_Exercise task_:
Omit every picture, then give all the entries again exactly.

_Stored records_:
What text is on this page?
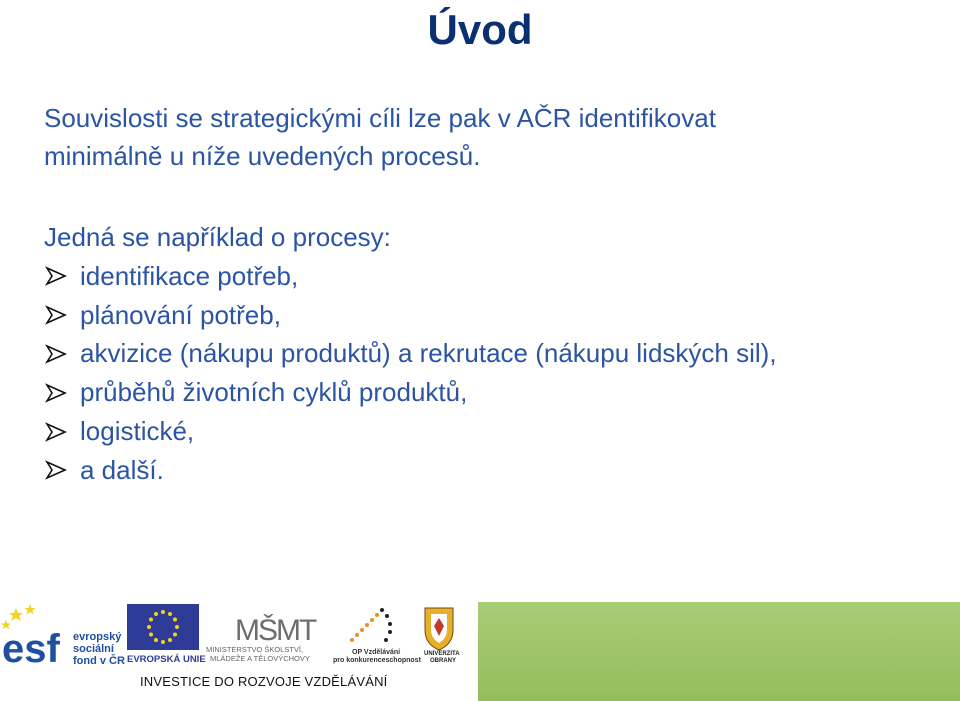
Úvod
Souvislosti se strategickými cíli lze pak v AČR identifikovat
minimálně u níže uvedených procesů.
Jedná se například o procesy:
identifikace potřeb,
plánování potřeb,
akvizice (nákupu produktů) a rekrutace (nákupu lidských sil),
průběhů životních cyklů produktů,
logistické,
a další.
esf evropský
sociální
fond v ČR EVROPSKÁ UNIE
MŠMT
MINISTERSTVO ŠKOLSTVÍ,
MLÁDEŽE A TĚLOVÝCHOVY
OP Vzdělávání
pro konkurenceschopnost
UNIVERZITA
OBRANY
INVESTICE DO ROZVOJE VZDĚLÁVÁNÍ
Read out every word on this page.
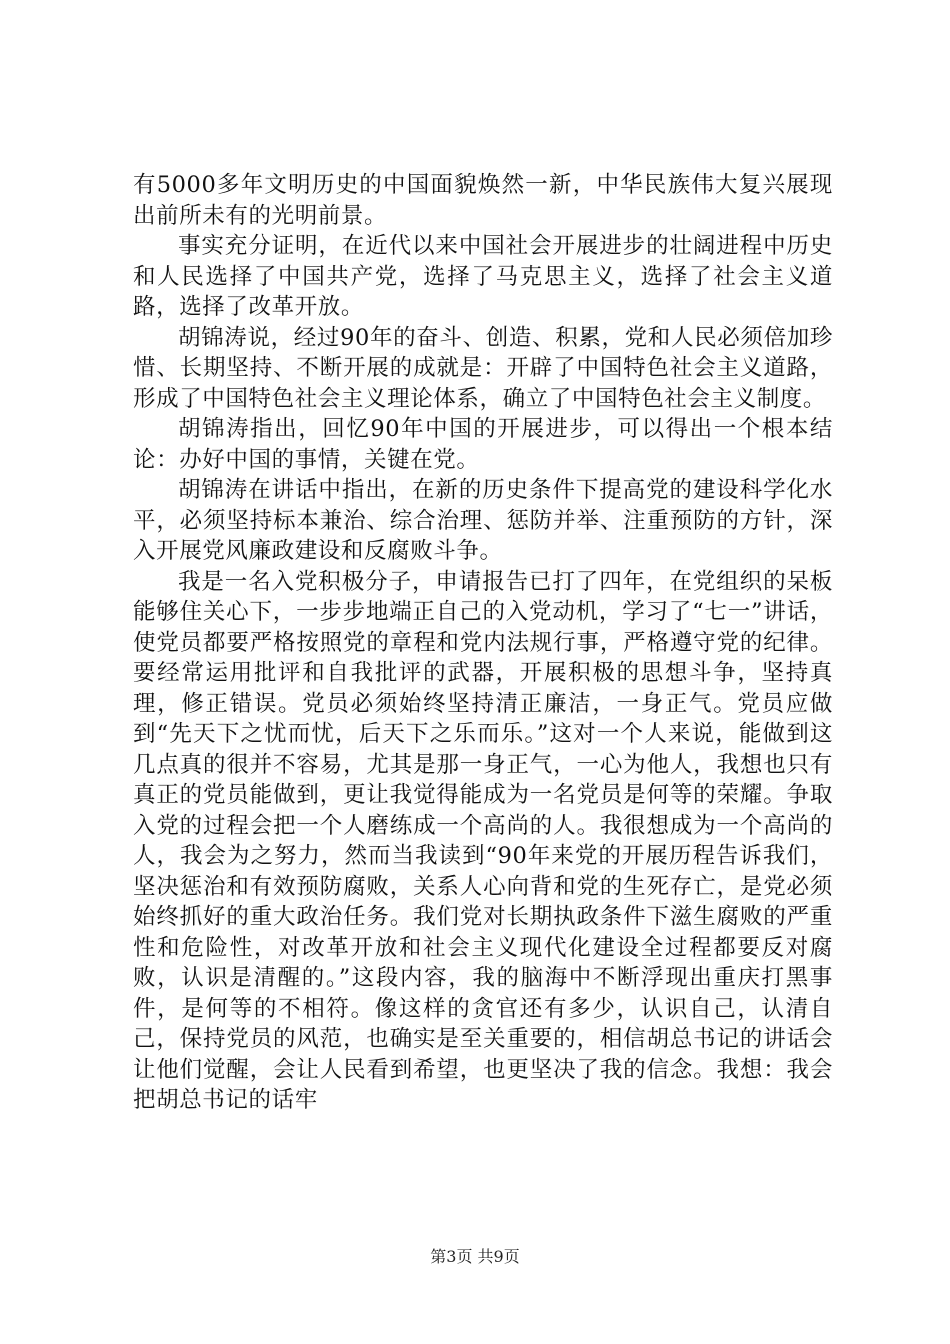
有5000多年文明历史的中国面貌焕然一新，中华民族伟大复兴展现出前所未有的光明前景。

事实充分证明，在近代以来中国社会开展进步的壮阔进程中历史和人民选择了中国共产党，选择了马克思主义，选择了社会主义道路，选择了改革开放。

胡锦涛说，经过90年的奋斗、创造、积累，党和人民必须倍加珍惜、长期坚持、不断开展的成就是：开辟了中国特色社会主义道路，形成了中国特色社会主义理论体系，确立了中国特色社会主义制度。

胡锦涛指出，回忆90年中国的开展进步，可以得出一个根本结论：办好中国的事情，关键在党。

胡锦涛在讲话中指出，在新的历史条件下提高党的建设科学化水平，必须坚持标本兼治、综合治理、惩防并举、注重预防的方针，深入开展党风廉政建设和反腐败斗争。

我是一名入党积极分子，申请报告已打了四年，在党组织的呆板能够住关心下，一步步地端正自己的入党动机，学习了“七一”讲话，使党员都要严格按照党的章程和党内法规行事，严格遵守党的纪律。要经常运用批评和自我批评的武器，开展积极的思想斗争，坚持真理，修正错误。党员必须始终坚持清正廉洁，一身正气。党员应做到“先天下之忧而忧，后天下之乐而乐。”这对一个人来说，能做到这几点真的很并不容易，尤其是那一身正气，一心为他人，我想也只有真正的党员能做到，更让我觉得能成为一名党员是何等的荣耀。争取入党的过程会把一个人磨练成一个高尚的人。我很想成为一个高尚的人，我会为之努力，然而当我读到“90年来党的开展历程告诉我们，坚决惩治和有效预防腐败，关系人心向背和党的生死存亡，是党必须始终抓好的重大政治任务。我们党对长期执政条件下滋生腐败的严重性和危险性，对改革开放和社会主义现代化建设全过程都要反对腐败，认识是清醒的。”这段内容，我的脑海中不断浮现出重庆打黑事件，是何等的不相符。像这样的贪官还有多少，认识自己，认清自己，保持党员的风范，也确实是至关重要的，相信胡总书记的讲话会让他们觉醒，会让人民看到希望，也更坚决了我的信念。我想：我会把胡总书记的话牢

第3页 共9页
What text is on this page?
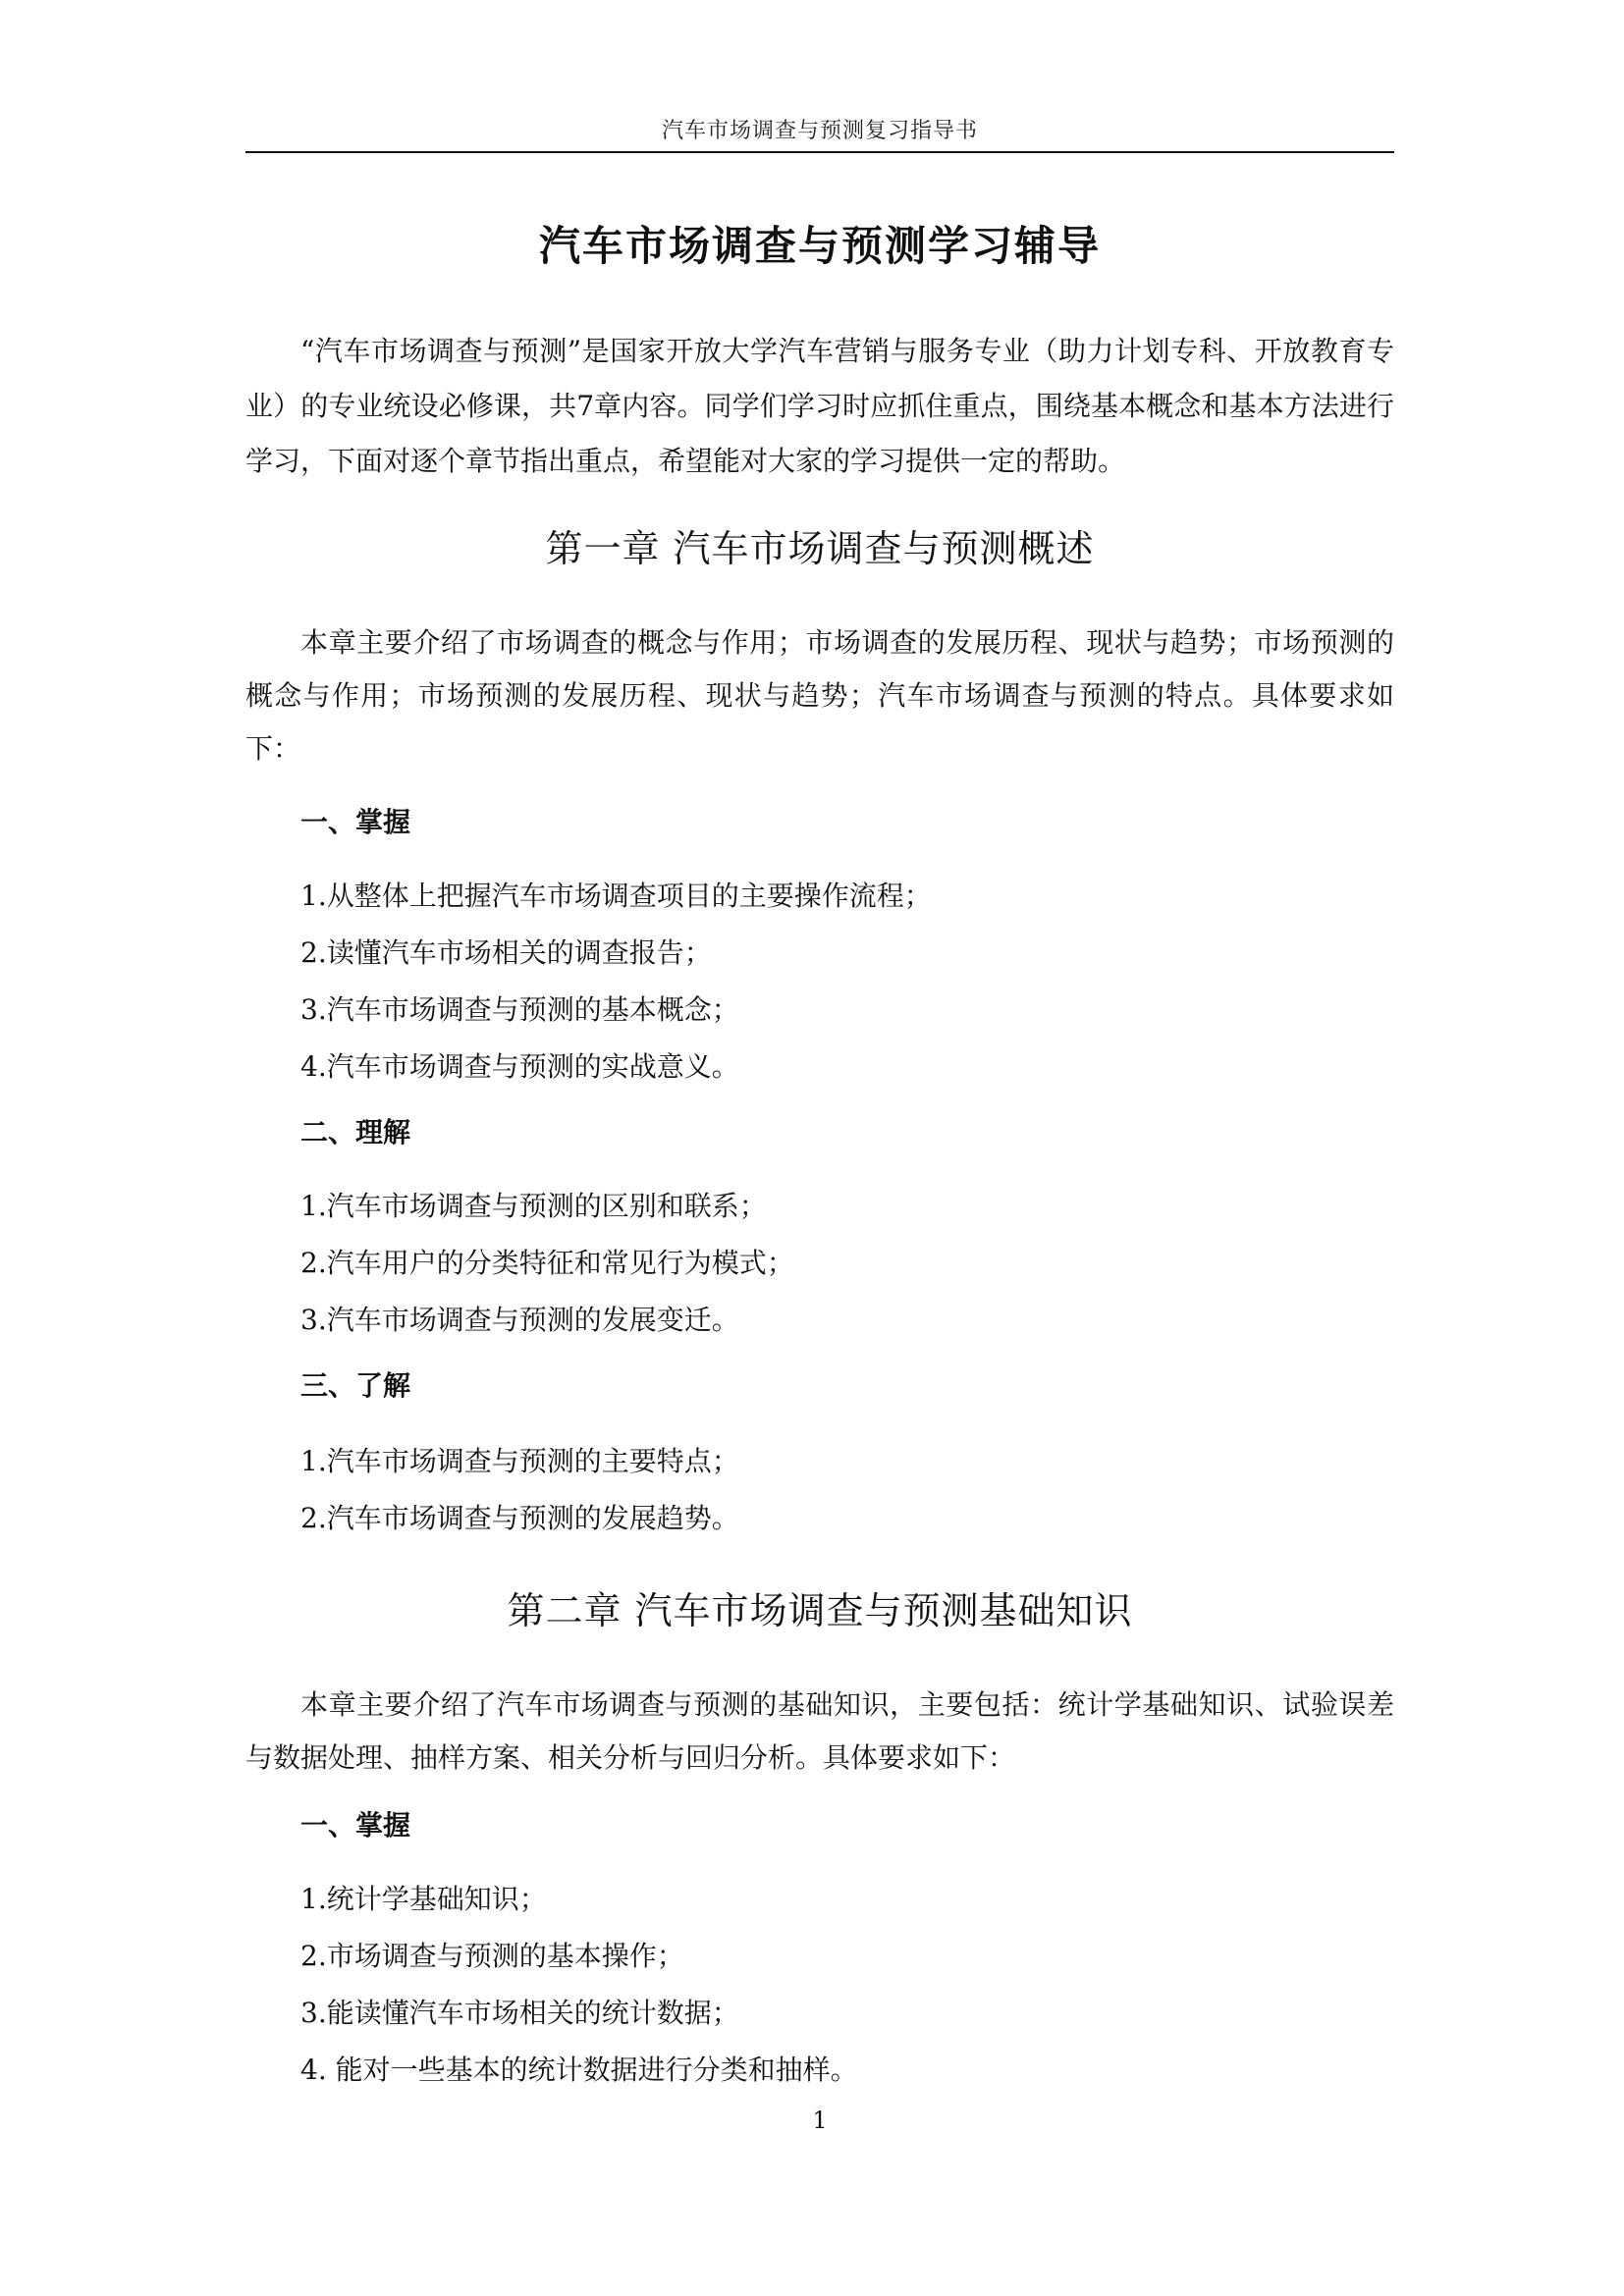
汽车市场调查与预测复习指导书
汽车市场调查与预测学习辅导

“汽车市场调查与预测”是国家开放大学汽车营销与服务专业（助力计划专科、开放教育专业）的专业统设必修课，共7章内容。同学们学习时应抓住重点，围绕基本概念和基本方法进行学习，下面对逐个章节指出重点，希望能对大家的学习提供一定的帮助。

第一章 汽车市场调查与预测概述

本章主要介绍了市场调查的概念与作用；市场调查的发展历程、现状与趋势；市场预测的概念与作用；市场预测的发展历程、现状与趋势；汽车市场调查与预测的特点。具体要求如下：

一、掌握
1.从整体上把握汽车市场调查项目的主要操作流程；
2.读懂汽车市场相关的调查报告；
3.汽车市场调查与预测的基本概念；
4.汽车市场调查与预测的实战意义。
二、理解
1.汽车市场调查与预测的区别和联系；
2.汽车用户的分类特征和常见行为模式；
3.汽车市场调查与预测的发展变迁。
三、了解
1.汽车市场调查与预测的主要特点；
2.汽车市场调查与预测的发展趋势。
第二章 汽车市场调查与预测基础知识

本章主要介绍了汽车市场调查与预测的基础知识，主要包括：统计学基础知识、试验误差与数据处理、抽样方案、相关分析与回归分析。具体要求如下：

一、掌握
1.统计学基础知识；
2.市场调查与预测的基本操作；
3.能读懂汽车市场相关的统计数据；
4. 能对一些基本的统计数据进行分类和抽样。
1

_Full solution_:
What text is on this page?
Úvod
Souvislosti se strategickými cíli lze pak v AČR identifikovat
minimálně u níže uvedených procesů.
Jedná se například o procesy:
identifikace potřeb,
plánování potřeb,
akvizice (nákupu produktů) a rekrutace (nákupu lidských sil),
průběhů životních cyklů produktů,
logistické,
a další.
esf evropský
sociální
fond v ČR EVROPSKÁ UNIE
MŠMT
MINISTERSTVO ŠKOLSTVÍ,
MLÁDEŽE A TĚLOVÝCHOVY
OP Vzdělávání
pro konkurenceschopnost
UNIVERZITA
OBRANY
INVESTICE DO ROZVOJE VZDĚLÁVÁNÍ
Read out every word on this page.
有5000多年文明历史的中国面貌焕然一新，中华民族伟大复兴展现出前所未有的光明前景。

事实充分证明，在近代以来中国社会开展进步的壮阔进程中历史和人民选择了中国共产党，选择了马克思主义，选择了社会主义道路，选择了改革开放。

胡锦涛说，经过90年的奋斗、创造、积累，党和人民必须倍加珍惜、长期坚持、不断开展的成就是：开辟了中国特色社会主义道路，形成了中国特色社会主义理论体系，确立了中国特色社会主义制度。

胡锦涛指出，回忆90年中国的开展进步，可以得出一个根本结论：办好中国的事情，关键在党。

胡锦涛在讲话中指出，在新的历史条件下提高党的建设科学化水平，必须坚持标本兼治、综合治理、惩防并举、注重预防的方针，深入开展党风廉政建设和反腐败斗争。

我是一名入党积极分子，申请报告已打了四年，在党组织的呆板能够住关心下，一步步地端正自己的入党动机，学习了“七一”讲话，使党员都要严格按照党的章程和党内法规行事，严格遵守党的纪律。要经常运用批评和自我批评的武器，开展积极的思想斗争，坚持真理，修正错误。党员必须始终坚持清正廉洁，一身正气。党员应做到“先天下之忧而忧，后天下之乐而乐。”这对一个人来说，能做到这几点真的很并不容易，尤其是那一身正气，一心为他人，我想也只有真正的党员能做到，更让我觉得能成为一名党员是何等的荣耀。争取入党的过程会把一个人磨练成一个高尚的人。我很想成为一个高尚的人，我会为之努力，然而当我读到“90年来党的开展历程告诉我们，坚决惩治和有效预防腐败，关系人心向背和党的生死存亡，是党必须始终抓好的重大政治任务。我们党对长期执政条件下滋生腐败的严重性和危险性，对改革开放和社会主义现代化建设全过程都要反对腐败，认识是清醒的。”这段内容，我的脑海中不断浮现出重庆打黑事件，是何等的不相符。像这样的贪官还有多少，认识自己，认清自己，保持党员的风范，也确实是至关重要的，相信胡总书记的讲话会让他们觉醒，会让人民看到希望，也更坚决了我的信念。我想：我会把胡总书记的话牢

第3页 共9页
What text is on this page?
汽车市场调查与预测复习指导书
汽车市场调查与预测学习辅导

“汽车市场调查与预测”是国家开放大学汽车营销与服务专业（助力计划专科、开放教育专业）的专业统设必修课，共7章内容。同学们学习时应抓住重点，围绕基本概念和基本方法进行学习，下面对逐个章节指出重点，希望能对大家的学习提供一定的帮助。

第一章 汽车市场调查与预测概述

本章主要介绍了市场调查的概念与作用；市场调查的发展历程、现状与趋势；市场预测的概念与作用；市场预测的发展历程、现状与趋势；汽车市场调查与预测的特点。具体要求如下：

一、掌握
1.从整体上把握汽车市场调查项目的主要操作流程；
2.读懂汽车市场相关的调查报告；
3.汽车市场调查与预测的基本概念；
4.汽车市场调查与预测的实战意义。
二、理解
1.汽车市场调查与预测的区别和联系；
2.汽车用户的分类特征和常见行为模式；
3.汽车市场调查与预测的发展变迁。
三、了解
1.汽车市场调查与预测的主要特点；
2.汽车市场调查与预测的发展趋势。
第二章 汽车市场调查与预测基础知识

本章主要介绍了汽车市场调查与预测的基础知识，主要包括：统计学基础知识、试验误差与数据处理、抽样方案、相关分析与回归分析。具体要求如下：

一、掌握
1.统计学基础知识；
2.市场调查与预测的基本操作；
3.能读懂汽车市场相关的统计数据；
4. 能对一些基本的统计数据进行分类和抽样。
1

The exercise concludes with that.